## Extracted material

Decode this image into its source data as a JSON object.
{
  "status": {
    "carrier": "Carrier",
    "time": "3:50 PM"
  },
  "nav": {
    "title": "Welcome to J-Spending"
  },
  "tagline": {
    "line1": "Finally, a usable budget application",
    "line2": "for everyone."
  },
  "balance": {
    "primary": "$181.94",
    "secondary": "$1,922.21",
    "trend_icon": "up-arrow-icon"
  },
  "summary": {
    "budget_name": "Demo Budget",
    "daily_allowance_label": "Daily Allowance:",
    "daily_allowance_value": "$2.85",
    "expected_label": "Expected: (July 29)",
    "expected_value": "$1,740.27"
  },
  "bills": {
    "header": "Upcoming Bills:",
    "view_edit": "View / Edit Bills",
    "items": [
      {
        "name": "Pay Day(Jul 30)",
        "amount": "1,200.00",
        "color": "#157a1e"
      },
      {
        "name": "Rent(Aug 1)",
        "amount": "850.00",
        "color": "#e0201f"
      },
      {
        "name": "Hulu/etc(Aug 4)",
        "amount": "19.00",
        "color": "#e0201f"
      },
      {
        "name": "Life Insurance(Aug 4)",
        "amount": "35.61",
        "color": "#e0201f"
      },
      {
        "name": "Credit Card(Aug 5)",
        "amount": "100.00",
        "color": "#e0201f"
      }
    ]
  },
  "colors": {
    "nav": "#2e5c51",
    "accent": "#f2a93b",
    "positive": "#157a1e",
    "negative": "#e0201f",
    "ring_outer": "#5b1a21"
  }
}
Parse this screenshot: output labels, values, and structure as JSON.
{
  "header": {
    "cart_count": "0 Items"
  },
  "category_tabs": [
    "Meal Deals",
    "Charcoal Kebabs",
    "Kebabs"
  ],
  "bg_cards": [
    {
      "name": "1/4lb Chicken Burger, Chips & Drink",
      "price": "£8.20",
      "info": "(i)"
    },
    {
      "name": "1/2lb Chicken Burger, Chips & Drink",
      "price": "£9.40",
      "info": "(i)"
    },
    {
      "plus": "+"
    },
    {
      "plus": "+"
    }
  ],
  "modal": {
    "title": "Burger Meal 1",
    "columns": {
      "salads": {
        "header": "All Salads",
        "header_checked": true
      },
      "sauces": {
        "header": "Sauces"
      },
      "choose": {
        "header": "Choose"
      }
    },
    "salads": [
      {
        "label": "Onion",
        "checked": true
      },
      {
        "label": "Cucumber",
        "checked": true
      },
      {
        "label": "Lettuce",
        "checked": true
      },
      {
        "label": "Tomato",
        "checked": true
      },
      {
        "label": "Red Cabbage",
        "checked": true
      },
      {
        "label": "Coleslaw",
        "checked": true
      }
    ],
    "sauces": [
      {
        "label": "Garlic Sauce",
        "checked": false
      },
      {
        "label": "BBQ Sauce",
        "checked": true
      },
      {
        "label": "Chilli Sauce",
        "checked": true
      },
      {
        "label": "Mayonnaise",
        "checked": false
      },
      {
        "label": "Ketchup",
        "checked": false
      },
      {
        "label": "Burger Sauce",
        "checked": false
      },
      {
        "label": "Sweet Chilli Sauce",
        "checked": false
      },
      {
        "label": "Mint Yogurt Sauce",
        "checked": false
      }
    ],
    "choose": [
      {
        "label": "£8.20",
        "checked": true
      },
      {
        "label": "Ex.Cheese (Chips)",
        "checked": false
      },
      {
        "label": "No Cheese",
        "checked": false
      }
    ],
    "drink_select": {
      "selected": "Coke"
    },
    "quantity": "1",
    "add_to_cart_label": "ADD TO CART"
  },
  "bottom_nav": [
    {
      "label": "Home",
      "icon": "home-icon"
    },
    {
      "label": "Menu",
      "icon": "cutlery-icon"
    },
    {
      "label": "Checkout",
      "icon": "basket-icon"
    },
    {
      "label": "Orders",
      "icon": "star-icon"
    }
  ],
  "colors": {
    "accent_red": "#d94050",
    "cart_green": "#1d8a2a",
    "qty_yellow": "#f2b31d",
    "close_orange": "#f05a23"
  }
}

## Given request
Repeat the material above in full, quoting it exactly.

## Answer for the task
Decode this image into its source data as a JSON object.
{
  "status": {
    "carrier": "Carrier",
    "time": "3:50 PM"
  },
  "nav": {
    "title": "Welcome to J-Spending"
  },
  "tagline": {
    "line1": "Finally, a usable budget application",
    "line2": "for everyone."
  },
  "balance": {
    "primary": "$181.94",
    "secondary": "$1,922.21",
    "trend_icon": "up-arrow-icon"
  },
  "summary": {
    "budget_name": "Demo Budget",
    "daily_allowance_label": "Daily Allowance:",
    "daily_allowance_value": "$2.85",
    "expected_label": "Expected: (July 29)",
    "expected_value": "$1,740.27"
  },
  "bills": {
    "header": "Upcoming Bills:",
    "view_edit": "View / Edit Bills",
    "items": [
      {
        "name": "Pay Day(Jul 30)",
        "amount": "1,200.00",
        "color": "#157a1e"
      },
      {
        "name": "Rent(Aug 1)",
        "amount": "850.00",
        "color": "#e0201f"
      },
      {
        "name": "Hulu/etc(Aug 4)",
        "amount": "19.00",
        "color": "#e0201f"
      },
      {
        "name": "Life Insurance(Aug 4)",
        "amount": "35.61",
        "color": "#e0201f"
      },
      {
        "name": "Credit Card(Aug 5)",
        "amount": "100.00",
        "color": "#e0201f"
      }
    ]
  },
  "colors": {
    "nav": "#2e5c51",
    "accent": "#f2a93b",
    "positive": "#157a1e",
    "negative": "#e0201f",
    "ring_outer": "#5b1a21"
  }
}
Parse this screenshot: output labels, values, and structure as JSON.
{
  "header": {
    "cart_count": "0 Items"
  },
  "category_tabs": [
    "Meal Deals",
    "Charcoal Kebabs",
    "Kebabs"
  ],
  "bg_cards": [
    {
      "name": "1/4lb Chicken Burger, Chips & Drink",
      "price": "£8.20",
      "info": "(i)"
    },
    {
      "name": "1/2lb Chicken Burger, Chips & Drink",
      "price": "£9.40",
      "info": "(i)"
    },
    {
      "plus": "+"
    },
    {
      "plus": "+"
    }
  ],
  "modal": {
    "title": "Burger Meal 1",
    "columns": {
      "salads": {
        "header": "All Salads",
        "header_checked": true
      },
      "sauces": {
        "header": "Sauces"
      },
      "choose": {
        "header": "Choose"
      }
    },
    "salads": [
      {
        "label": "Onion",
        "checked": true
      },
      {
        "label": "Cucumber",
        "checked": true
      },
      {
        "label": "Lettuce",
        "checked": true
      },
      {
        "label": "Tomato",
        "checked": true
      },
      {
        "label": "Red Cabbage",
        "checked": true
      },
      {
        "label": "Coleslaw",
        "checked": true
      }
    ],
    "sauces": [
      {
        "label": "Garlic Sauce",
        "checked": false
      },
      {
        "label": "BBQ Sauce",
        "checked": true
      },
      {
        "label": "Chilli Sauce",
        "checked": true
      },
      {
        "label": "Mayonnaise",
        "checked": false
      },
      {
        "label": "Ketchup",
        "checked": false
      },
      {
        "label": "Burger Sauce",
        "checked": false
      },
      {
        "label": "Sweet Chilli Sauce",
        "checked": false
      },
      {
        "label": "Mint Yogurt Sauce",
        "checked": false
      }
    ],
    "choose": [
      {
        "label": "£8.20",
        "checked": true
      },
      {
        "label": "Ex.Cheese (Chips)",
        "checked": false
      },
      {
        "label": "No Cheese",
        "checked": false
      }
    ],
    "drink_select": {
      "selected": "Coke"
    },
    "quantity": "1",
    "add_to_cart_label": "ADD TO CART"
  },
  "bottom_nav": [
    {
      "label": "Home",
      "icon": "home-icon"
    },
    {
      "label": "Menu",
      "icon": "cutlery-icon"
    },
    {
      "label": "Checkout",
      "icon": "basket-icon"
    },
    {
      "label": "Orders",
      "icon": "star-icon"
    }
  ],
  "colors": {
    "accent_red": "#d94050",
    "cart_green": "#1d8a2a",
    "qty_yellow": "#f2b31d",
    "close_orange": "#f05a23"
  }
}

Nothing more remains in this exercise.